[BEGIN Material for this task]
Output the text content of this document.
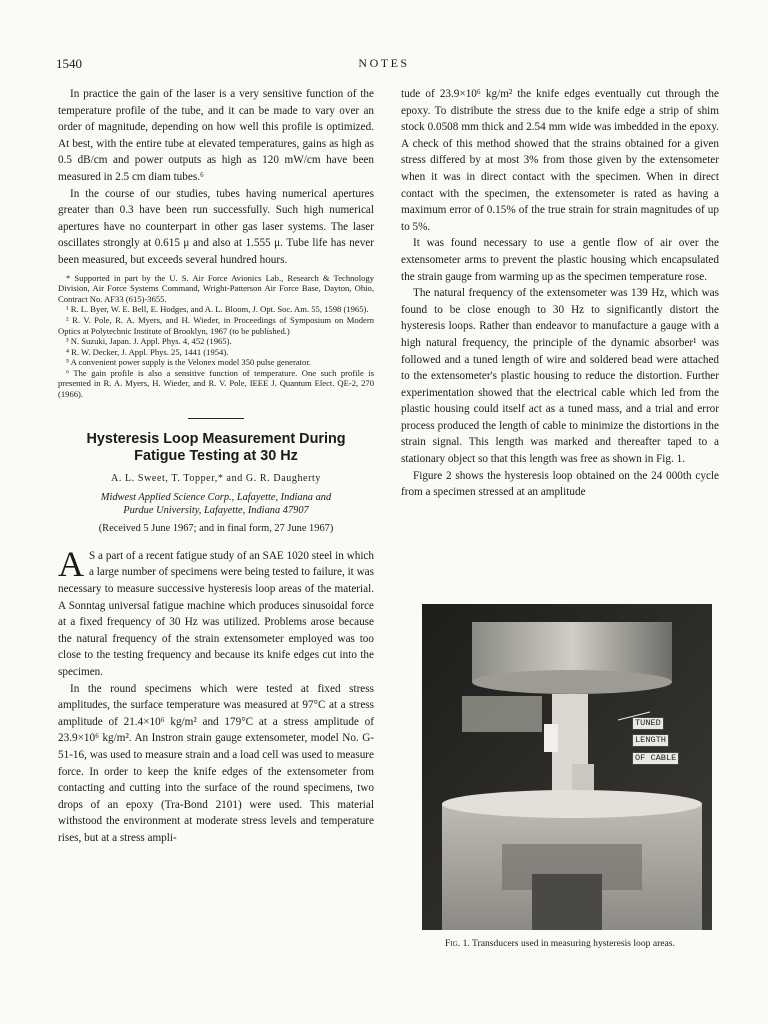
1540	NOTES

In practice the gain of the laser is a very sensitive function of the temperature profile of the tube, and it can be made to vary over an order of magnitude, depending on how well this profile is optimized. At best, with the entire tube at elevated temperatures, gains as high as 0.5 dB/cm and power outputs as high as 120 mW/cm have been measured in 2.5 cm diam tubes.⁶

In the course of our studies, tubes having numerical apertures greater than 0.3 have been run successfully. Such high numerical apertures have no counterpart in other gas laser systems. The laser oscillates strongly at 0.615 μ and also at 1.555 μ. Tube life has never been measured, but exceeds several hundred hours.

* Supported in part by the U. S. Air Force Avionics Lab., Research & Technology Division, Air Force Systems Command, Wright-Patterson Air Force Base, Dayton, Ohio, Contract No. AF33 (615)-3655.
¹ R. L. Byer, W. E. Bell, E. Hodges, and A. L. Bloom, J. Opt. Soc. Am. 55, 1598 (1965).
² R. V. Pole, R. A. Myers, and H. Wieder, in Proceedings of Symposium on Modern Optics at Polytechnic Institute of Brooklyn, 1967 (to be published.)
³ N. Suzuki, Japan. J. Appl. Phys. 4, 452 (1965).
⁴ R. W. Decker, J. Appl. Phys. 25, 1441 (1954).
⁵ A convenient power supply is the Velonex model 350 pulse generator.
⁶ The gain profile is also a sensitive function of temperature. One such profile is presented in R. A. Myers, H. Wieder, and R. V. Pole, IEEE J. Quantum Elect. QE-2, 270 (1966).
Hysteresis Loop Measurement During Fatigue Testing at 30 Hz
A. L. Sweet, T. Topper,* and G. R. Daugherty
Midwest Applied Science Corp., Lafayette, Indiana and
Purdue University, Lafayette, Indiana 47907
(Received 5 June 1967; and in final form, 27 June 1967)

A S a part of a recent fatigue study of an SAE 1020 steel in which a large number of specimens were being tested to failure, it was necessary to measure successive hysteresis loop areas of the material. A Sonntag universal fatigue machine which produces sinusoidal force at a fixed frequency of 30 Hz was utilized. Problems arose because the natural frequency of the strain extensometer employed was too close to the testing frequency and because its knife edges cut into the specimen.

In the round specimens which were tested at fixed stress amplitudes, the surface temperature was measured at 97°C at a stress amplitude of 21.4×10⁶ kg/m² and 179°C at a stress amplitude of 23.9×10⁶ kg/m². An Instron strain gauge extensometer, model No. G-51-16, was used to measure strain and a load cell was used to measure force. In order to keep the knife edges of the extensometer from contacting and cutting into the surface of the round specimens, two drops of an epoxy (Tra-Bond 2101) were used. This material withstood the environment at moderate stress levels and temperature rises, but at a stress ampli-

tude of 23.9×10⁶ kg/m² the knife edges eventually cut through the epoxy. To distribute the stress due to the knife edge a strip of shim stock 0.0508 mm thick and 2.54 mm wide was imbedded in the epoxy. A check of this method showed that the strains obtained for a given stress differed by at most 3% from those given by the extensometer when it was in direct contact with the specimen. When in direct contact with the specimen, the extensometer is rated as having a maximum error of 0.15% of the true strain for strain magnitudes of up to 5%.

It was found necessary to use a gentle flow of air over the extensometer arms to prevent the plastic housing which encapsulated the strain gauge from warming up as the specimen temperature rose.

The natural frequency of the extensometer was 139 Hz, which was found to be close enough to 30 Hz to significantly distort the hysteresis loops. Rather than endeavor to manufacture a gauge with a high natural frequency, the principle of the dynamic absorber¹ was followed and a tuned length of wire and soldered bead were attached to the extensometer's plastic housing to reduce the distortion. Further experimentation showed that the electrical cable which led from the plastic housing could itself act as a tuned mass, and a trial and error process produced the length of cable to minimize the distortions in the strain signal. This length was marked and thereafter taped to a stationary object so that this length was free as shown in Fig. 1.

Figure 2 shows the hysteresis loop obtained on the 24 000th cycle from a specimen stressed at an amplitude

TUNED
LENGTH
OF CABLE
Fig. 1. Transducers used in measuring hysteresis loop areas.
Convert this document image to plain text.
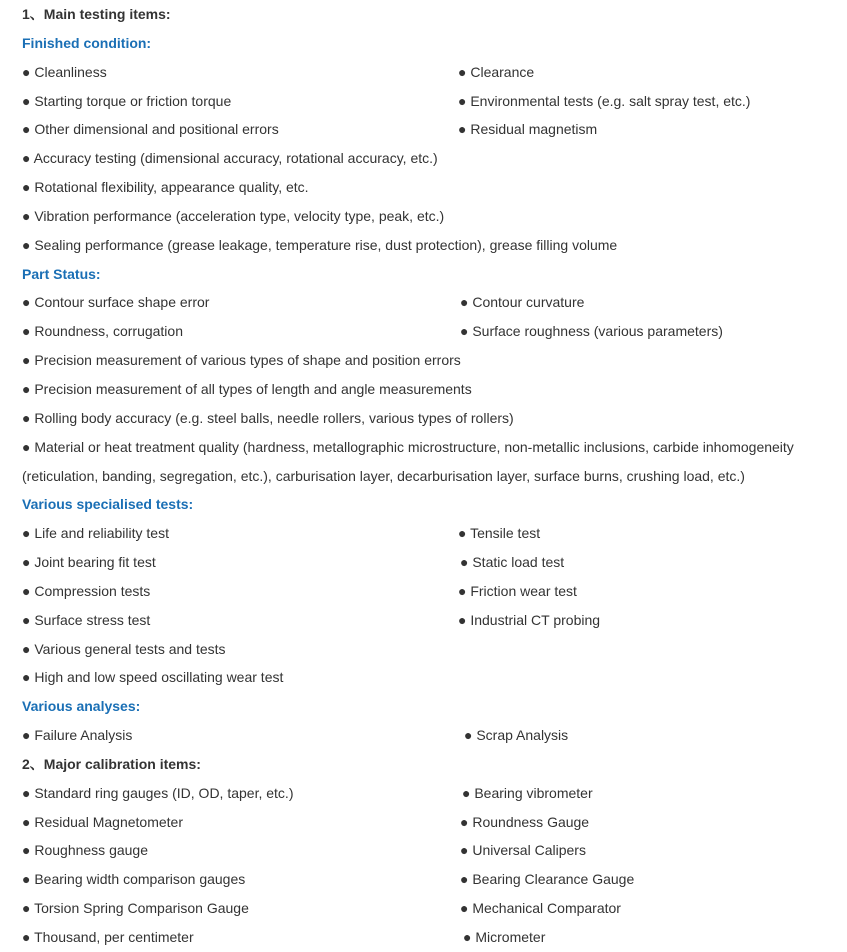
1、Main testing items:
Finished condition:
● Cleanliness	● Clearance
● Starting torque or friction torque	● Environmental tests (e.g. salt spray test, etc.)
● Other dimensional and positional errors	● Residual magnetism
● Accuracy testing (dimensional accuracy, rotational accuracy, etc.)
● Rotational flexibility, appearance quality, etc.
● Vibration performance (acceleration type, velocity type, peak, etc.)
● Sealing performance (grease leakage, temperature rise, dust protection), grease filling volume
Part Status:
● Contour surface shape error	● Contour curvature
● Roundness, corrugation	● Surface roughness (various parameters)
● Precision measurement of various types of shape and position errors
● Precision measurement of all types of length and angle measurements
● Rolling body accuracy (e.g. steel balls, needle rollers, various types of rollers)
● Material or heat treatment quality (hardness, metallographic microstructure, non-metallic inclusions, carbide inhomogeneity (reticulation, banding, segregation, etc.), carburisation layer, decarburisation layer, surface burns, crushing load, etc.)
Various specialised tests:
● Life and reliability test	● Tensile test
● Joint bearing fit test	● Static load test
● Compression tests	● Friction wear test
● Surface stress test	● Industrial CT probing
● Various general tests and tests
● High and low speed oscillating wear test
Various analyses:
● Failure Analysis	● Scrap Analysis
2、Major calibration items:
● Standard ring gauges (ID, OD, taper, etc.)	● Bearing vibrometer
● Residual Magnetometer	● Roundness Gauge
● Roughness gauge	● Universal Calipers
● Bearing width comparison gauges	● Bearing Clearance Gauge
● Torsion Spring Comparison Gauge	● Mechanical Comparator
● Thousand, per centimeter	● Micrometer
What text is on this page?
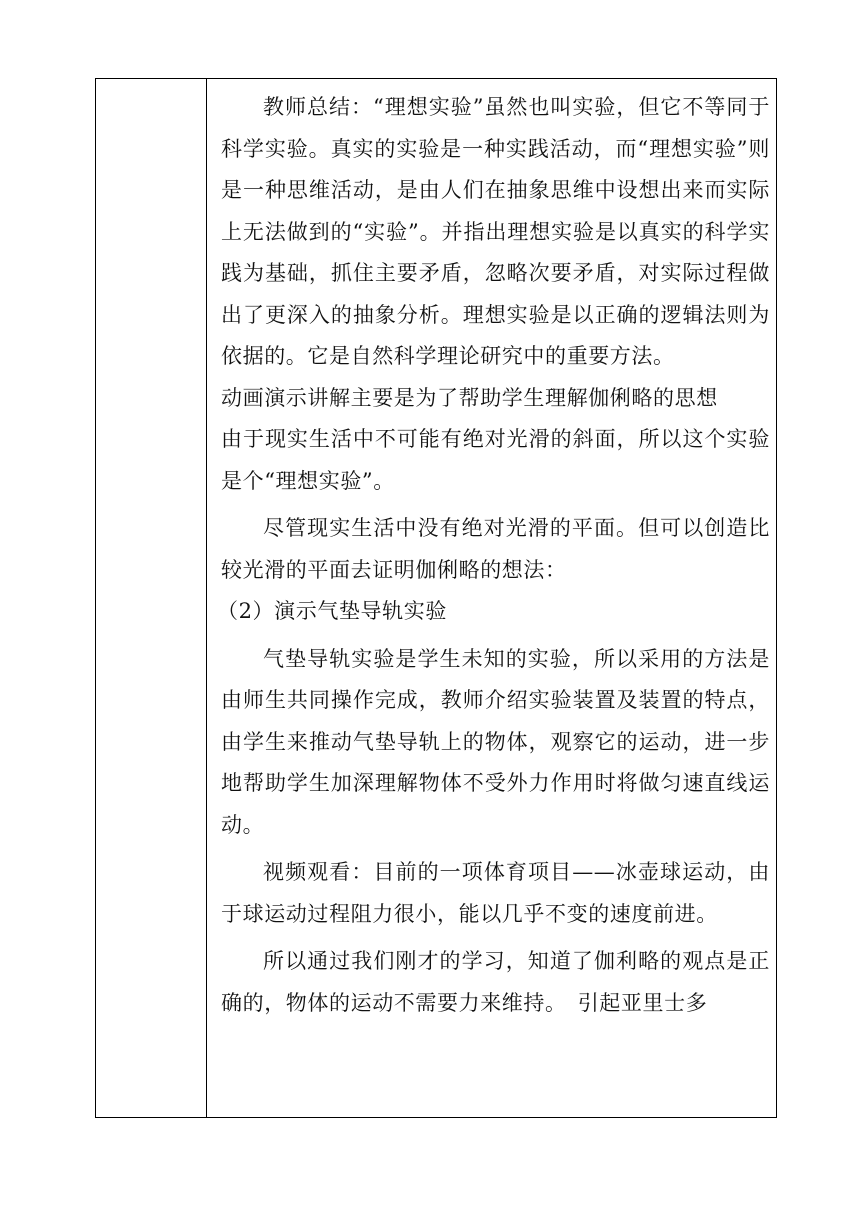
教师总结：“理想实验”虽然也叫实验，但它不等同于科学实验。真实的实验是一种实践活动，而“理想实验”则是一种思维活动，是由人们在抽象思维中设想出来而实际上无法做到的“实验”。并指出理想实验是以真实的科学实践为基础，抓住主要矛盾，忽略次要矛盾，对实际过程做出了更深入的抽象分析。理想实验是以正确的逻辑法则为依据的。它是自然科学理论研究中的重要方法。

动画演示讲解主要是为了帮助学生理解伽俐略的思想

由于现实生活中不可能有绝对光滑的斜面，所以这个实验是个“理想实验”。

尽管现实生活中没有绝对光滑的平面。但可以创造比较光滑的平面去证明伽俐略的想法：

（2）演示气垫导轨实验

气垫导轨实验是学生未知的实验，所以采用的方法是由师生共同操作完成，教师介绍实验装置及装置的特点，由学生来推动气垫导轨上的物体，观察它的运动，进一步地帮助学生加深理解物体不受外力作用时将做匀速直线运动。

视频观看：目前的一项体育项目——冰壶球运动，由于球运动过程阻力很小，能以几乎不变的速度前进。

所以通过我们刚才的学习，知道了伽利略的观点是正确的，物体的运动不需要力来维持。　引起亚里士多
[END Material for this task]
Copy, from the material above, each line in which the string "shape" occurs.

● Contour surface shape error	● Contour curvature
● Precision measurement of various types of shape and position errors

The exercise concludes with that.